### RECORD SET

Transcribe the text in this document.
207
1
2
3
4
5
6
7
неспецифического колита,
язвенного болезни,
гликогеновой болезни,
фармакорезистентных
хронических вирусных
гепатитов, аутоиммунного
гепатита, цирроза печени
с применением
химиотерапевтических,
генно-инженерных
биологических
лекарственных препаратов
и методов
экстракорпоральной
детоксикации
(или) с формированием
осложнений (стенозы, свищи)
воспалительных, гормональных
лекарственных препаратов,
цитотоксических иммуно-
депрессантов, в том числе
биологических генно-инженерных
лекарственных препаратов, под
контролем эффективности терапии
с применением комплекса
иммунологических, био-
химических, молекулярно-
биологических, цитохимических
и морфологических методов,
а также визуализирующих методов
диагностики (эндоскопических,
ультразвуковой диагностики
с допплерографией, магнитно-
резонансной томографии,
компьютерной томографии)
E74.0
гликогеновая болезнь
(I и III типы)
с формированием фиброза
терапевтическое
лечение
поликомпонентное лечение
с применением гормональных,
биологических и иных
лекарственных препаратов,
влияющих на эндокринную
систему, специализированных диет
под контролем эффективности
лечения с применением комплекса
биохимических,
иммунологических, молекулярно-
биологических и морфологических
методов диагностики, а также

### REQUEST
Make a verbatim copy of every entry shown above.

### TASK RESULT
Transcribe the text in this document.
207
1
2
3
4
5
6
7
неспецифического колита,
язвенного болезни,
гликогеновой болезни,
фармакорезистентных
хронических вирусных
гепатитов, аутоиммунного
гепатита, цирроза печени
с применением
химиотерапевтических,
генно-инженерных
биологических
лекарственных препаратов
и методов
экстракорпоральной
детоксикации
(или) с формированием
осложнений (стенозы, свищи)
воспалительных, гормональных
лекарственных препаратов,
цитотоксических иммуно-
депрессантов, в том числе
биологических генно-инженерных
лекарственных препаратов, под
контролем эффективности терапии
с применением комплекса
иммунологических, био-
химических, молекулярно-
биологических, цитохимических
и морфологических методов,
а также визуализирующих методов
диагностики (эндоскопических,
ультразвуковой диагностики
с допплерографией, магнитно-
резонансной томографии,
компьютерной томографии)
E74.0
гликогеновая болезнь
(I и III типы)
с формированием фиброза
терапевтическое
лечение
поликомпонентное лечение
с применением гормональных,
биологических и иных
лекарственных препаратов,
влияющих на эндокринную
систему, специализированных диет
под контролем эффективности
лечения с применением комплекса
биохимических,
иммунологических, молекулярно-
биологических и морфологических
методов диагностики, а также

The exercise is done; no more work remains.